### TASK MATERIAL
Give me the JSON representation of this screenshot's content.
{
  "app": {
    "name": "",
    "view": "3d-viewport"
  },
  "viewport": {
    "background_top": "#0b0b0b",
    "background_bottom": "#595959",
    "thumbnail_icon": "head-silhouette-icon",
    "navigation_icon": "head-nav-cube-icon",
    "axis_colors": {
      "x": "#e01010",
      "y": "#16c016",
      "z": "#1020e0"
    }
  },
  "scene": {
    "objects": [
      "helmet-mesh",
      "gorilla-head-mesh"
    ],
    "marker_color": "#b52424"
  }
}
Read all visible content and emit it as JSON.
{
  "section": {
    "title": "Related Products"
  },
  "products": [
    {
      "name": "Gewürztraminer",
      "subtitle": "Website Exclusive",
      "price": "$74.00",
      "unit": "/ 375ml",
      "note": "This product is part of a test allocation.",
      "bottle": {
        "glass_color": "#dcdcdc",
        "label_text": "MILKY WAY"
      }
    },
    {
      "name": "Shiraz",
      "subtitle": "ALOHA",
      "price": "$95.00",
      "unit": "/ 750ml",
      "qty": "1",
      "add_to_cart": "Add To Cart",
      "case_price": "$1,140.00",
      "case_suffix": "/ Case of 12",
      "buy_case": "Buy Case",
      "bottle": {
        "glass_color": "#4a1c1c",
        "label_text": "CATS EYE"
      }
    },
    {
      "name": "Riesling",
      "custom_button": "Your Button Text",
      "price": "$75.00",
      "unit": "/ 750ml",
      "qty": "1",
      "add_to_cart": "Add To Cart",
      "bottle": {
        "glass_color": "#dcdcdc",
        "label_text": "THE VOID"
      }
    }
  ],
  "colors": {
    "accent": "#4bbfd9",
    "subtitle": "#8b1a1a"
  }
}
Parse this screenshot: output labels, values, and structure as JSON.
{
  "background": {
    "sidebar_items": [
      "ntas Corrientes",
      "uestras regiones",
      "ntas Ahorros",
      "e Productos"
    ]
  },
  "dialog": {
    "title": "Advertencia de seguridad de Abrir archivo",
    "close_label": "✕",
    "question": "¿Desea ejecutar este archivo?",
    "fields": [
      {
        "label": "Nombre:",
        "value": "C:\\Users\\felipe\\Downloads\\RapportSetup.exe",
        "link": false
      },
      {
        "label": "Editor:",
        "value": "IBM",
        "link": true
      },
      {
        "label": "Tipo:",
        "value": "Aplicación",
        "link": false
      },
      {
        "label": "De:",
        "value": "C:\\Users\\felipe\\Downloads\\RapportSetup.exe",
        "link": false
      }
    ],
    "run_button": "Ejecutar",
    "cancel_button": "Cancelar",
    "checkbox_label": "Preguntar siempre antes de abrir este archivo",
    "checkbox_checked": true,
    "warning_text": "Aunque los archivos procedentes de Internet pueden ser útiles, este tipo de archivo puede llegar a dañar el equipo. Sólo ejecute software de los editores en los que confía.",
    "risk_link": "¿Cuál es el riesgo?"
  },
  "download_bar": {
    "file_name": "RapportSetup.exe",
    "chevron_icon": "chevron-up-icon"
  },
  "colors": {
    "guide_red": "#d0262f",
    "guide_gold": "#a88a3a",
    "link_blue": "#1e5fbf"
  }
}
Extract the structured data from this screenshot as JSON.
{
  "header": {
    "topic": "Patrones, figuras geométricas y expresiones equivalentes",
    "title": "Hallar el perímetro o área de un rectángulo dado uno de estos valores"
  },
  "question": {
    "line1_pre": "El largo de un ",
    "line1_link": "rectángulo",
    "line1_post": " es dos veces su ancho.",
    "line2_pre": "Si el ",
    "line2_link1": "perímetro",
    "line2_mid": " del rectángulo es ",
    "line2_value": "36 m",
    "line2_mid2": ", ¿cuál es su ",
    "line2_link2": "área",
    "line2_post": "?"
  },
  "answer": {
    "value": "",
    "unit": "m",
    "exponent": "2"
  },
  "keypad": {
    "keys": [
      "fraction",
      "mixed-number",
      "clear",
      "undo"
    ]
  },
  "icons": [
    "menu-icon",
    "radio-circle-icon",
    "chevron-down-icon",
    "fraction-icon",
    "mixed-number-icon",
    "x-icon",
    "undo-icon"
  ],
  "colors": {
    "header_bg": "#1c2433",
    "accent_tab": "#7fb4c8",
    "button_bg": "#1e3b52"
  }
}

### TASK DETAILS
Each record above should be output again exactly.

### ANSWER TO THIS TASK
Give me the JSON representation of this screenshot's content.
{
  "app": {
    "name": "",
    "view": "3d-viewport"
  },
  "viewport": {
    "background_top": "#0b0b0b",
    "background_bottom": "#595959",
    "thumbnail_icon": "head-silhouette-icon",
    "navigation_icon": "head-nav-cube-icon",
    "axis_colors": {
      "x": "#e01010",
      "y": "#16c016",
      "z": "#1020e0"
    }
  },
  "scene": {
    "objects": [
      "helmet-mesh",
      "gorilla-head-mesh"
    ],
    "marker_color": "#b52424"
  }
}
Read all visible content and emit it as JSON.
{
  "section": {
    "title": "Related Products"
  },
  "products": [
    {
      "name": "Gewürztraminer",
      "subtitle": "Website Exclusive",
      "price": "$74.00",
      "unit": "/ 375ml",
      "note": "This product is part of a test allocation.",
      "bottle": {
        "glass_color": "#dcdcdc",
        "label_text": "MILKY WAY"
      }
    },
    {
      "name": "Shiraz",
      "subtitle": "ALOHA",
      "price": "$95.00",
      "unit": "/ 750ml",
      "qty": "1",
      "add_to_cart": "Add To Cart",
      "case_price": "$1,140.00",
      "case_suffix": "/ Case of 12",
      "buy_case": "Buy Case",
      "bottle": {
        "glass_color": "#4a1c1c",
        "label_text": "CATS EYE"
      }
    },
    {
      "name": "Riesling",
      "custom_button": "Your Button Text",
      "price": "$75.00",
      "unit": "/ 750ml",
      "qty": "1",
      "add_to_cart": "Add To Cart",
      "bottle": {
        "glass_color": "#dcdcdc",
        "label_text": "THE VOID"
      }
    }
  ],
  "colors": {
    "accent": "#4bbfd9",
    "subtitle": "#8b1a1a"
  }
}
Parse this screenshot: output labels, values, and structure as JSON.
{
  "background": {
    "sidebar_items": [
      "ntas Corrientes",
      "uestras regiones",
      "ntas Ahorros",
      "e Productos"
    ]
  },
  "dialog": {
    "title": "Advertencia de seguridad de Abrir archivo",
    "close_label": "✕",
    "question": "¿Desea ejecutar este archivo?",
    "fields": [
      {
        "label": "Nombre:",
        "value": "C:\\Users\\felipe\\Downloads\\RapportSetup.exe",
        "link": false
      },
      {
        "label": "Editor:",
        "value": "IBM",
        "link": true
      },
      {
        "label": "Tipo:",
        "value": "Aplicación",
        "link": false
      },
      {
        "label": "De:",
        "value": "C:\\Users\\felipe\\Downloads\\RapportSetup.exe",
        "link": false
      }
    ],
    "run_button": "Ejecutar",
    "cancel_button": "Cancelar",
    "checkbox_label": "Preguntar siempre antes de abrir este archivo",
    "checkbox_checked": true,
    "warning_text": "Aunque los archivos procedentes de Internet pueden ser útiles, este tipo de archivo puede llegar a dañar el equipo. Sólo ejecute software de los editores en los que confía.",
    "risk_link": "¿Cuál es el riesgo?"
  },
  "download_bar": {
    "file_name": "RapportSetup.exe",
    "chevron_icon": "chevron-up-icon"
  },
  "colors": {
    "guide_red": "#d0262f",
    "guide_gold": "#a88a3a",
    "link_blue": "#1e5fbf"
  }
}
Extract the structured data from this screenshot as JSON.
{
  "header": {
    "topic": "Patrones, figuras geométricas y expresiones equivalentes",
    "title": "Hallar el perímetro o área de un rectángulo dado uno de estos valores"
  },
  "question": {
    "line1_pre": "El largo de un ",
    "line1_link": "rectángulo",
    "line1_post": " es dos veces su ancho.",
    "line2_pre": "Si el ",
    "line2_link1": "perímetro",
    "line2_mid": " del rectángulo es ",
    "line2_value": "36 m",
    "line2_mid2": ", ¿cuál es su ",
    "line2_link2": "área",
    "line2_post": "?"
  },
  "answer": {
    "value": "",
    "unit": "m",
    "exponent": "2"
  },
  "keypad": {
    "keys": [
      "fraction",
      "mixed-number",
      "clear",
      "undo"
    ]
  },
  "icons": [
    "menu-icon",
    "radio-circle-icon",
    "chevron-down-icon",
    "fraction-icon",
    "mixed-number-icon",
    "x-icon",
    "undo-icon"
  ],
  "colors": {
    "header_bg": "#1c2433",
    "accent_tab": "#7fb4c8",
    "button_bg": "#1e3b52"
  }
}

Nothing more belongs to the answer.